Stored records:
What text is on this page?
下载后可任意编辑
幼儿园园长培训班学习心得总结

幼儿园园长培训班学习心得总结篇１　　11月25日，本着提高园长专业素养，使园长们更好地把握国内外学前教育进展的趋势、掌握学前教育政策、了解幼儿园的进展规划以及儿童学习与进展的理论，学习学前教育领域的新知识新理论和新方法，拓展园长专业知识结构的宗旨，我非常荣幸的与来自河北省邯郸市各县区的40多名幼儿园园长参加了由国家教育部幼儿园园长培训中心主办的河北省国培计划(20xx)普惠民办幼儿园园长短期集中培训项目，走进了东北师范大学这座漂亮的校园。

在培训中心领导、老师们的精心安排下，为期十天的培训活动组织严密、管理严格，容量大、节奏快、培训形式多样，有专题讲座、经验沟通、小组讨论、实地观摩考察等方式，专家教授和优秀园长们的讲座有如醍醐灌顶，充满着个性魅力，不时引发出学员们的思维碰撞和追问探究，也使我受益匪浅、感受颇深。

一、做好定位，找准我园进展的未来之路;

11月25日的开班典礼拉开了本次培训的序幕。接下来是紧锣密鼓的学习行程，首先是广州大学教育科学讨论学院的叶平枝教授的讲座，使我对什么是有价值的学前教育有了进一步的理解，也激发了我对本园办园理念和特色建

What to work on: Reproduce the material in full, with no word added or dropped.

Answer for this exercise:
What text is on this page?
下载后可任意编辑
幼儿园园长培训班学习心得总结

幼儿园园长培训班学习心得总结篇１　　11月25日，本着提高园长专业素养，使园长们更好地把握国内外学前教育进展的趋势、掌握学前教育政策、了解幼儿园的进展规划以及儿童学习与进展的理论，学习学前教育领域的新知识新理论和新方法，拓展园长专业知识结构的宗旨，我非常荣幸的与来自河北省邯郸市各县区的40多名幼儿园园长参加了由国家教育部幼儿园园长培训中心主办的河北省国培计划(20xx)普惠民办幼儿园园长短期集中培训项目，走进了东北师范大学这座漂亮的校园。

在培训中心领导、老师们的精心安排下，为期十天的培训活动组织严密、管理严格，容量大、节奏快、培训形式多样，有专题讲座、经验沟通、小组讨论、实地观摩考察等方式，专家教授和优秀园长们的讲座有如醍醐灌顶，充满着个性魅力，不时引发出学员们的思维碰撞和追问探究，也使我受益匪浅、感受颇深。

一、做好定位，找准我园进展的未来之路;

11月25日的开班典礼拉开了本次培训的序幕。接下来是紧锣密鼓的学习行程，首先是广州大学教育科学讨论学院的叶平枝教授的讲座，使我对什么是有价值的学前教育有了进一步的理解，也激发了我对本园办园理念和特色建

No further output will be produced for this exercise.